#### EXTRACTED RECORDS:
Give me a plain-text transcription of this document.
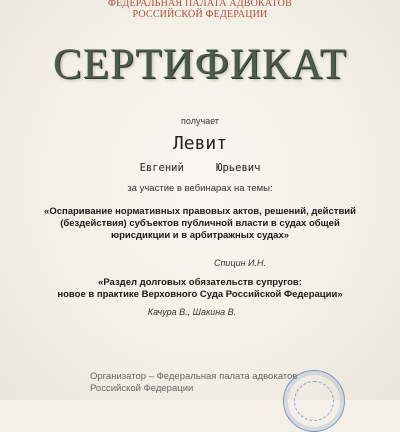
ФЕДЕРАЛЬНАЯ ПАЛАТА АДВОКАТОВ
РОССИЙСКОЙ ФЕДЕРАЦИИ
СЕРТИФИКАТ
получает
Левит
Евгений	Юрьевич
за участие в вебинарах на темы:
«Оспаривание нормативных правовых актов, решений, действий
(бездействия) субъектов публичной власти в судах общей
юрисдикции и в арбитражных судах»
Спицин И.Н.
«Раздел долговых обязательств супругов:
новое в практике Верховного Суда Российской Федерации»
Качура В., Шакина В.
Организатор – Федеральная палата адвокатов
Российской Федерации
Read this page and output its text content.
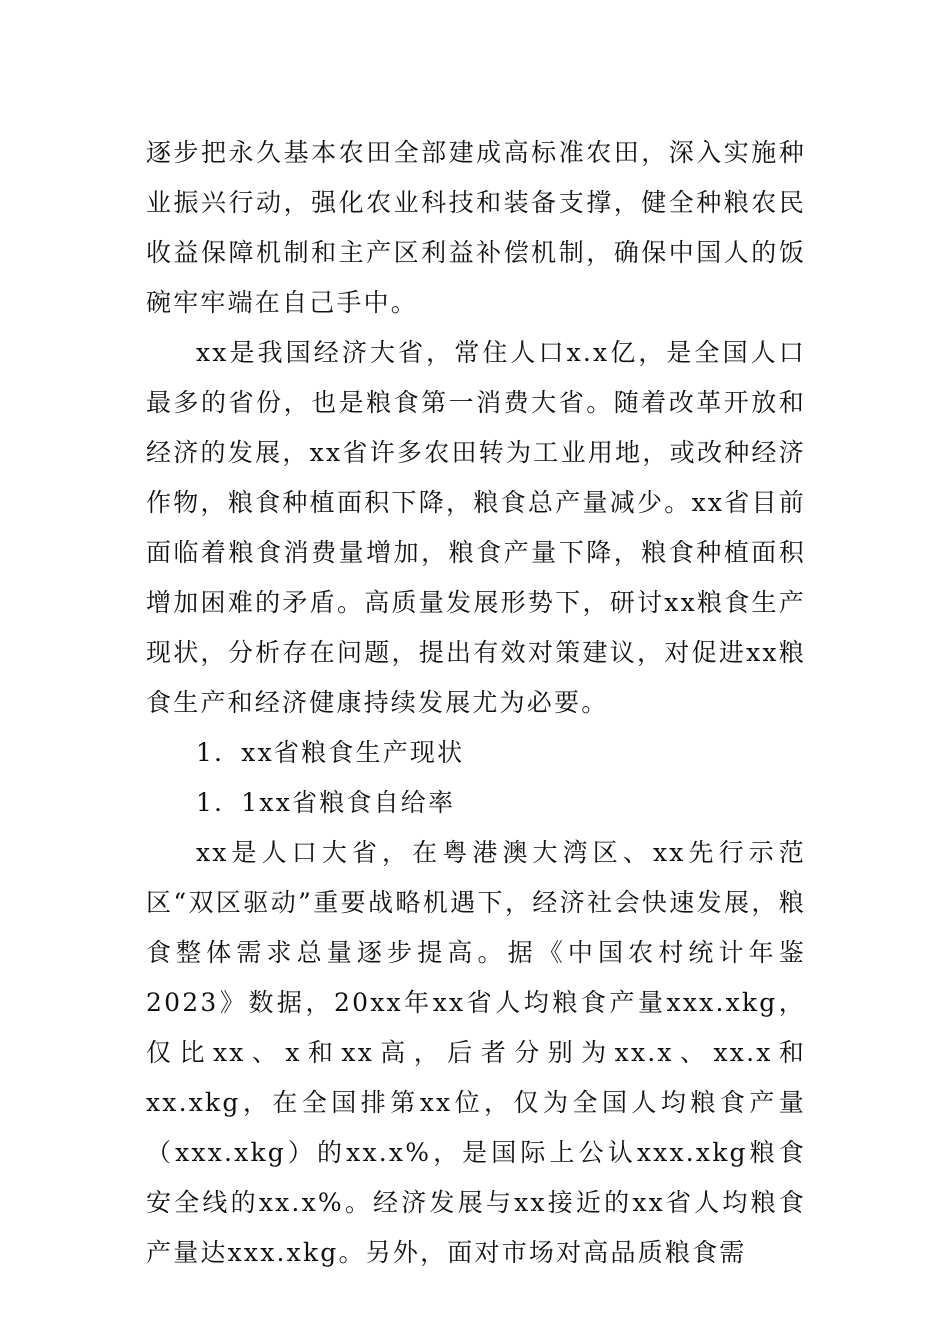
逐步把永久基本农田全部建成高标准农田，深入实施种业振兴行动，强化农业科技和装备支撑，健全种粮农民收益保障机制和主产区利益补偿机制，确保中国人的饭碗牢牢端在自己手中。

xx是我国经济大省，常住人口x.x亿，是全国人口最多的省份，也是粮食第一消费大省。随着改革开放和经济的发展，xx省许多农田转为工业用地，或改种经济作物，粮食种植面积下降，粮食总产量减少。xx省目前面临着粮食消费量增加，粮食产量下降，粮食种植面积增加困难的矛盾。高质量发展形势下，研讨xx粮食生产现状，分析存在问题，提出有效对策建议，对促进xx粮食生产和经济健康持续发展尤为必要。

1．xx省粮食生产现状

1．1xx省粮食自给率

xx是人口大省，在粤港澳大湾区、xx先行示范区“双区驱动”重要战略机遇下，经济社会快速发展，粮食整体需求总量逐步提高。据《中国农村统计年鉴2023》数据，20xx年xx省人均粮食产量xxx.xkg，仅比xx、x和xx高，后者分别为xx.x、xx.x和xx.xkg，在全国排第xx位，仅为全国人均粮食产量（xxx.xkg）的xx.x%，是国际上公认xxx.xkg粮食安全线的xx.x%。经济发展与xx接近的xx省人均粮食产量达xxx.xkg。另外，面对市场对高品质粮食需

#### SHORT EXERCISE:
Write out each entry exactly as given, omitting any picture.

#### THE REPLY:
Give me a plain-text transcription of this document.
ФЕДЕРАЛЬНАЯ ПАЛАТА АДВОКАТОВ
РОССИЙСКОЙ ФЕДЕРАЦИИ
СЕРТИФИКАТ
получает
Левит
Евгений	Юрьевич
за участие в вебинарах на темы:
«Оспаривание нормативных правовых актов, решений, действий
(бездействия) субъектов публичной власти в судах общей
юрисдикции и в арбитражных судах»
Спицин И.Н.
«Раздел долговых обязательств супругов:
новое в практике Верховного Суда Российской Федерации»
Качура В., Шакина В.
Организатор – Федеральная палата адвокатов
Российской Федерации
Read this page and output its text content.
逐步把永久基本农田全部建成高标准农田，深入实施种业振兴行动，强化农业科技和装备支撑，健全种粮农民收益保障机制和主产区利益补偿机制，确保中国人的饭碗牢牢端在自己手中。

xx是我国经济大省，常住人口x.x亿，是全国人口最多的省份，也是粮食第一消费大省。随着改革开放和经济的发展，xx省许多农田转为工业用地，或改种经济作物，粮食种植面积下降，粮食总产量减少。xx省目前面临着粮食消费量增加，粮食产量下降，粮食种植面积增加困难的矛盾。高质量发展形势下，研讨xx粮食生产现状，分析存在问题，提出有效对策建议，对促进xx粮食生产和经济健康持续发展尤为必要。

1．xx省粮食生产现状

1．1xx省粮食自给率

xx是人口大省，在粤港澳大湾区、xx先行示范区“双区驱动”重要战略机遇下，经济社会快速发展，粮食整体需求总量逐步提高。据《中国农村统计年鉴2023》数据，20xx年xx省人均粮食产量xxx.xkg，仅比xx、x和xx高，后者分别为xx.x、xx.x和xx.xkg，在全国排第xx位，仅为全国人均粮食产量（xxx.xkg）的xx.x%，是国际上公认xxx.xkg粮食安全线的xx.x%。经济发展与xx接近的xx省人均粮食产量达xxx.xkg。另外，面对市场对高品质粮食需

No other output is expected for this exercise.